DIRECTION
Copy everything in the data below exactly except the pictures.

========================================================================

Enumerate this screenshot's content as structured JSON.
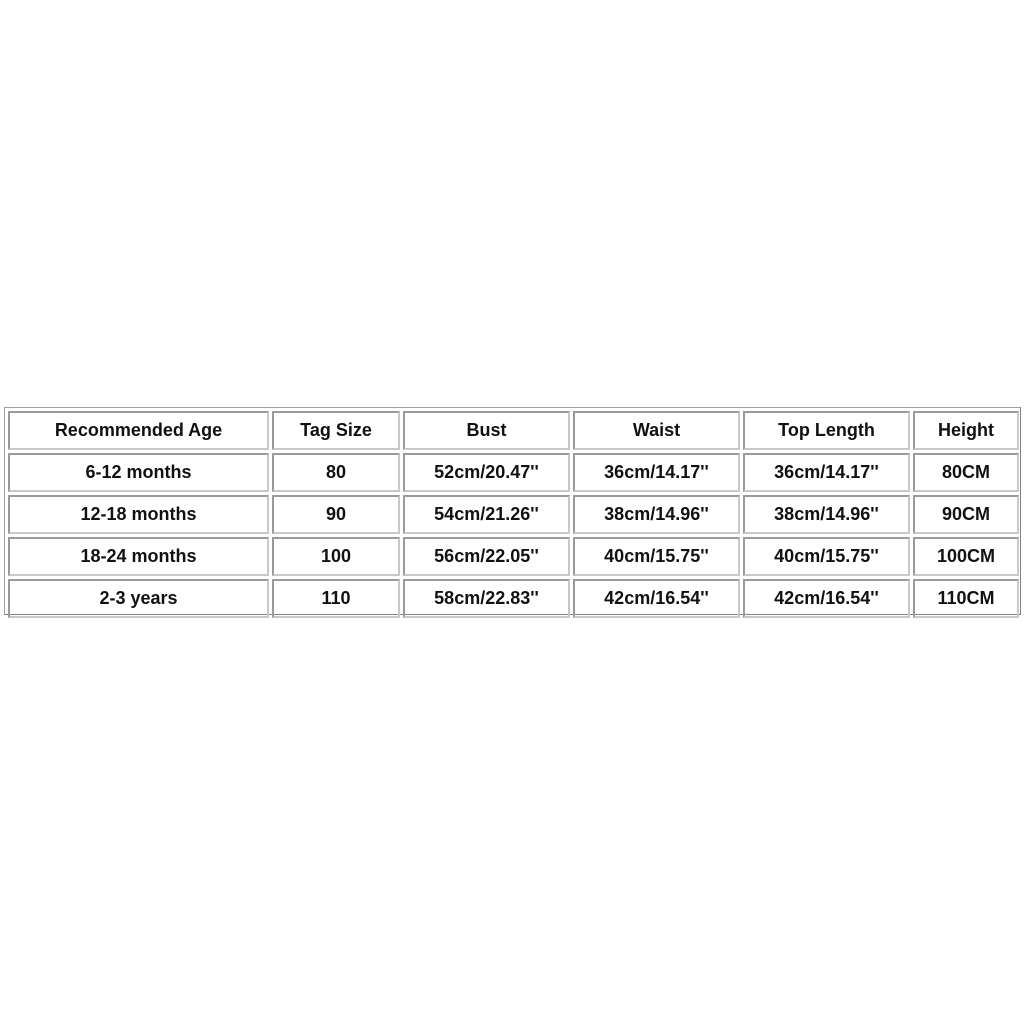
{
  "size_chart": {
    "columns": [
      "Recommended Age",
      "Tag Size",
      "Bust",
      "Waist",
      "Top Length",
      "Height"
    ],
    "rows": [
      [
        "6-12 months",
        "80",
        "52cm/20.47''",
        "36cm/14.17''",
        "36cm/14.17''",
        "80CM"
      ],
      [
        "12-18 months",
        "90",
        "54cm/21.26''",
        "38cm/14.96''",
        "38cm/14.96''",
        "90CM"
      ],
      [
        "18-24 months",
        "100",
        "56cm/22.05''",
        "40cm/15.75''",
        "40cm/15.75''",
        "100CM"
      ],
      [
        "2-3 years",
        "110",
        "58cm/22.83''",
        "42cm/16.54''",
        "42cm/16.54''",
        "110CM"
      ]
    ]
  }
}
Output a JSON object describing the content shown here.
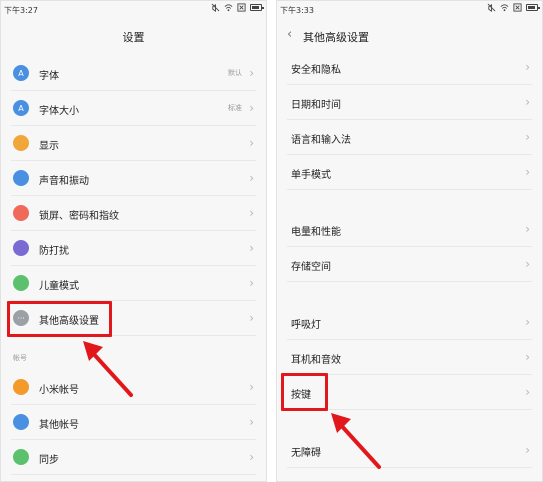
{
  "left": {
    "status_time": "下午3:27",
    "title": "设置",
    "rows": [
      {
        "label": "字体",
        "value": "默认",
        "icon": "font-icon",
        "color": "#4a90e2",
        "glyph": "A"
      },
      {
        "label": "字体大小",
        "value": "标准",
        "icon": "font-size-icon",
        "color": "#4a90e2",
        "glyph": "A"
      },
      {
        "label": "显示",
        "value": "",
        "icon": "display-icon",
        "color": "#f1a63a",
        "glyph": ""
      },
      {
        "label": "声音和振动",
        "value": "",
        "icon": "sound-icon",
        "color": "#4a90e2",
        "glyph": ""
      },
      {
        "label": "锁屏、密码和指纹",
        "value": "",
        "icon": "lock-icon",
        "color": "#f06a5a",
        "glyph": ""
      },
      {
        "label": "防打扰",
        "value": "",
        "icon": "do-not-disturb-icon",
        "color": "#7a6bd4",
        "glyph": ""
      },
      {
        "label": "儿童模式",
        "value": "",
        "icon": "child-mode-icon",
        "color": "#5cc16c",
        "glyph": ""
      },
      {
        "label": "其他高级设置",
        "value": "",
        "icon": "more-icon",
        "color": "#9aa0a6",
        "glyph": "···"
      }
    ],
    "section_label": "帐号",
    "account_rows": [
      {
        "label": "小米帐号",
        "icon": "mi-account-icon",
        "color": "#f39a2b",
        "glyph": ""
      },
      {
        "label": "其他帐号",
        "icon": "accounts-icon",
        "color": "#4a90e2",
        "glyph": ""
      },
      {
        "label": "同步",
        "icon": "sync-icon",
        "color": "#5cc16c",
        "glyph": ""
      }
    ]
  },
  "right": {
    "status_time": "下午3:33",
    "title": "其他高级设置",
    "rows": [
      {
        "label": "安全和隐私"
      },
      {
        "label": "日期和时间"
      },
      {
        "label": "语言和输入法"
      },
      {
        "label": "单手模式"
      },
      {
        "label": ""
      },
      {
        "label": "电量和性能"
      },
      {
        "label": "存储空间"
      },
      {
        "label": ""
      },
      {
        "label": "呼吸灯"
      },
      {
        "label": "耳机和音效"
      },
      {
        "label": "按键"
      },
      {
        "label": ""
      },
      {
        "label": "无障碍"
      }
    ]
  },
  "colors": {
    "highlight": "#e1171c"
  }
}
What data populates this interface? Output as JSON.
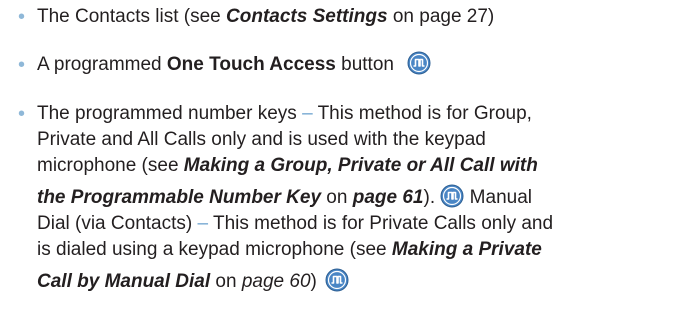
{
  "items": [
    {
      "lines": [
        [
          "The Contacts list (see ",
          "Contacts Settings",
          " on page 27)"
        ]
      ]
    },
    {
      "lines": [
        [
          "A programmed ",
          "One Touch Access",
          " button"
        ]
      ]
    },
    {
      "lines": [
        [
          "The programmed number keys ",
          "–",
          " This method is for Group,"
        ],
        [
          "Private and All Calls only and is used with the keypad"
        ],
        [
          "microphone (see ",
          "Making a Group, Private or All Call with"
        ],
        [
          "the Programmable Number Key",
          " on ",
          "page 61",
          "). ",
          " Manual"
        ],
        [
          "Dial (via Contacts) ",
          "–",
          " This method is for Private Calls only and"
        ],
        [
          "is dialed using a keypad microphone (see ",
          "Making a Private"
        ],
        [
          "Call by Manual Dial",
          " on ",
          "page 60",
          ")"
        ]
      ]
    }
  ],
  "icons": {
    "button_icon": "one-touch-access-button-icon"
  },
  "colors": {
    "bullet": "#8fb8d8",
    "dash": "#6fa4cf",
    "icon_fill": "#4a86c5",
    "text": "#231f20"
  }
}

========================================================================

TASK ANSWER
Enumerate this screenshot's content as structured JSON.
{
  "size_chart": {
    "columns": [
      "Recommended Age",
      "Tag Size",
      "Bust",
      "Waist",
      "Top Length",
      "Height"
    ],
    "rows": [
      [
        "6-12 months",
        "80",
        "52cm/20.47''",
        "36cm/14.17''",
        "36cm/14.17''",
        "80CM"
      ],
      [
        "12-18 months",
        "90",
        "54cm/21.26''",
        "38cm/14.96''",
        "38cm/14.96''",
        "90CM"
      ],
      [
        "18-24 months",
        "100",
        "56cm/22.05''",
        "40cm/15.75''",
        "40cm/15.75''",
        "100CM"
      ],
      [
        "2-3 years",
        "110",
        "58cm/22.83''",
        "42cm/16.54''",
        "42cm/16.54''",
        "110CM"
      ]
    ]
  }
}
Output a JSON object describing the content shown here.
{
  "left": {
    "status_time": "下午3:27",
    "title": "设置",
    "rows": [
      {
        "label": "字体",
        "value": "默认",
        "icon": "font-icon",
        "color": "#4a90e2",
        "glyph": "A"
      },
      {
        "label": "字体大小",
        "value": "标准",
        "icon": "font-size-icon",
        "color": "#4a90e2",
        "glyph": "A"
      },
      {
        "label": "显示",
        "value": "",
        "icon": "display-icon",
        "color": "#f1a63a",
        "glyph": ""
      },
      {
        "label": "声音和振动",
        "value": "",
        "icon": "sound-icon",
        "color": "#4a90e2",
        "glyph": ""
      },
      {
        "label": "锁屏、密码和指纹",
        "value": "",
        "icon": "lock-icon",
        "color": "#f06a5a",
        "glyph": ""
      },
      {
        "label": "防打扰",
        "value": "",
        "icon": "do-not-disturb-icon",
        "color": "#7a6bd4",
        "glyph": ""
      },
      {
        "label": "儿童模式",
        "value": "",
        "icon": "child-mode-icon",
        "color": "#5cc16c",
        "glyph": ""
      },
      {
        "label": "其他高级设置",
        "value": "",
        "icon": "more-icon",
        "color": "#9aa0a6",
        "glyph": "···"
      }
    ],
    "section_label": "帐号",
    "account_rows": [
      {
        "label": "小米帐号",
        "icon": "mi-account-icon",
        "color": "#f39a2b",
        "glyph": ""
      },
      {
        "label": "其他帐号",
        "icon": "accounts-icon",
        "color": "#4a90e2",
        "glyph": ""
      },
      {
        "label": "同步",
        "icon": "sync-icon",
        "color": "#5cc16c",
        "glyph": ""
      }
    ]
  },
  "right": {
    "status_time": "下午3:33",
    "title": "其他高级设置",
    "rows": [
      {
        "label": "安全和隐私"
      },
      {
        "label": "日期和时间"
      },
      {
        "label": "语言和输入法"
      },
      {
        "label": "单手模式"
      },
      {
        "label": ""
      },
      {
        "label": "电量和性能"
      },
      {
        "label": "存储空间"
      },
      {
        "label": ""
      },
      {
        "label": "呼吸灯"
      },
      {
        "label": "耳机和音效"
      },
      {
        "label": "按键"
      },
      {
        "label": ""
      },
      {
        "label": "无障碍"
      }
    ]
  },
  "colors": {
    "highlight": "#e1171c"
  }
}
What data populates this interface? Output as JSON.
{
  "items": [
    {
      "lines": [
        [
          "The Contacts list (see ",
          "Contacts Settings",
          " on page 27)"
        ]
      ]
    },
    {
      "lines": [
        [
          "A programmed ",
          "One Touch Access",
          " button"
        ]
      ]
    },
    {
      "lines": [
        [
          "The programmed number keys ",
          "–",
          " This method is for Group,"
        ],
        [
          "Private and All Calls only and is used with the keypad"
        ],
        [
          "microphone (see ",
          "Making a Group, Private or All Call with"
        ],
        [
          "the Programmable Number Key",
          " on ",
          "page 61",
          "). ",
          " Manual"
        ],
        [
          "Dial (via Contacts) ",
          "–",
          " This method is for Private Calls only and"
        ],
        [
          "is dialed using a keypad microphone (see ",
          "Making a Private"
        ],
        [
          "Call by Manual Dial",
          " on ",
          "page 60",
          ")"
        ]
      ]
    }
  ],
  "icons": {
    "button_icon": "one-touch-access-button-icon"
  },
  "colors": {
    "bullet": "#8fb8d8",
    "dash": "#6fa4cf",
    "icon_fill": "#4a86c5",
    "text": "#231f20"
  }
}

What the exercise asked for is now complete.